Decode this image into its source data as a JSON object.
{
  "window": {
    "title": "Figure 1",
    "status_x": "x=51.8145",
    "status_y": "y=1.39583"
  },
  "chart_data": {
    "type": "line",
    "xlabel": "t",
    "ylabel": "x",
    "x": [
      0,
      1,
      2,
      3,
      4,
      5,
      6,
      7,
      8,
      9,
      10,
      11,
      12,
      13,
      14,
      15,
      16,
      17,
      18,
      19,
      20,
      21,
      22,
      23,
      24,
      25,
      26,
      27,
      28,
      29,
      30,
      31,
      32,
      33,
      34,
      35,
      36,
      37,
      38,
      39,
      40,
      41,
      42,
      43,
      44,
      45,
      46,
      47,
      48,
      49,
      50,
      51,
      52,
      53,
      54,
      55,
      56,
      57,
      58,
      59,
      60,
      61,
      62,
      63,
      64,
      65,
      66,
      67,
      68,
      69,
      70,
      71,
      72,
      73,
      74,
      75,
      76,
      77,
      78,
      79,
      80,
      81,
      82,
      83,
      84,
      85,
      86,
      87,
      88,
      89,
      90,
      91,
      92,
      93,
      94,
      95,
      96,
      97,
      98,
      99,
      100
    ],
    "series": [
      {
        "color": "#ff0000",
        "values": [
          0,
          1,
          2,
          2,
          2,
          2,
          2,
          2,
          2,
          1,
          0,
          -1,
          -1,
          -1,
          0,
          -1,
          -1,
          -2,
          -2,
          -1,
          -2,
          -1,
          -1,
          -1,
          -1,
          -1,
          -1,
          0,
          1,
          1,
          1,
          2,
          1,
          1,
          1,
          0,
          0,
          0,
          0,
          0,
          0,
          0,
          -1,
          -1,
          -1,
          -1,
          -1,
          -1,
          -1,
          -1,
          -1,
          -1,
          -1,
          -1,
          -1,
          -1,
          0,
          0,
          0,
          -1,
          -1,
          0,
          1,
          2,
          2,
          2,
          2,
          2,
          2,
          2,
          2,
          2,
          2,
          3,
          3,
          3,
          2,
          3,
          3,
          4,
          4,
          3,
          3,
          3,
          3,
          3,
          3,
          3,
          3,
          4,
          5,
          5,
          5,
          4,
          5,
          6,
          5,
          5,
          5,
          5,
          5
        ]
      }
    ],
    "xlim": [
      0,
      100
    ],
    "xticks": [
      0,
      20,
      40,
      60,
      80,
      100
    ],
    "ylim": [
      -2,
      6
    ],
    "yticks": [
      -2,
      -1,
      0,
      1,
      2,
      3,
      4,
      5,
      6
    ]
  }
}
***
■ **EXERCISE BRIEF**:
Output each record precisely as given.

■ **EXERCISE OUTPUT**:
Decode this image into its source data as a JSON object.
{
  "window": {
    "title": "Figure 1",
    "status_x": "x=51.8145",
    "status_y": "y=1.39583"
  },
  "chart_data": {
    "type": "line",
    "xlabel": "t",
    "ylabel": "x",
    "x": [
      0,
      1,
      2,
      3,
      4,
      5,
      6,
      7,
      8,
      9,
      10,
      11,
      12,
      13,
      14,
      15,
      16,
      17,
      18,
      19,
      20,
      21,
      22,
      23,
      24,
      25,
      26,
      27,
      28,
      29,
      30,
      31,
      32,
      33,
      34,
      35,
      36,
      37,
      38,
      39,
      40,
      41,
      42,
      43,
      44,
      45,
      46,
      47,
      48,
      49,
      50,
      51,
      52,
      53,
      54,
      55,
      56,
      57,
      58,
      59,
      60,
      61,
      62,
      63,
      64,
      65,
      66,
      67,
      68,
      69,
      70,
      71,
      72,
      73,
      74,
      75,
      76,
      77,
      78,
      79,
      80,
      81,
      82,
      83,
      84,
      85,
      86,
      87,
      88,
      89,
      90,
      91,
      92,
      93,
      94,
      95,
      96,
      97,
      98,
      99,
      100
    ],
    "series": [
      {
        "color": "#ff0000",
        "values": [
          0,
          1,
          2,
          2,
          2,
          2,
          2,
          2,
          2,
          1,
          0,
          -1,
          -1,
          -1,
          0,
          -1,
          -1,
          -2,
          -2,
          -1,
          -2,
          -1,
          -1,
          -1,
          -1,
          -1,
          -1,
          0,
          1,
          1,
          1,
          2,
          1,
          1,
          1,
          0,
          0,
          0,
          0,
          0,
          0,
          0,
          -1,
          -1,
          -1,
          -1,
          -1,
          -1,
          -1,
          -1,
          -1,
          -1,
          -1,
          -1,
          -1,
          -1,
          0,
          0,
          0,
          -1,
          -1,
          0,
          1,
          2,
          2,
          2,
          2,
          2,
          2,
          2,
          2,
          2,
          2,
          3,
          3,
          3,
          2,
          3,
          3,
          4,
          4,
          3,
          3,
          3,
          3,
          3,
          3,
          3,
          3,
          4,
          5,
          5,
          5,
          4,
          5,
          6,
          5,
          5,
          5,
          5,
          5
        ]
      }
    ],
    "xlim": [
      0,
      100
    ],
    "xticks": [
      0,
      20,
      40,
      60,
      80,
      100
    ],
    "ylim": [
      -2,
      6
    ],
    "yticks": [
      -2,
      -1,
      0,
      1,
      2,
      3,
      4,
      5,
      6
    ]
  }
}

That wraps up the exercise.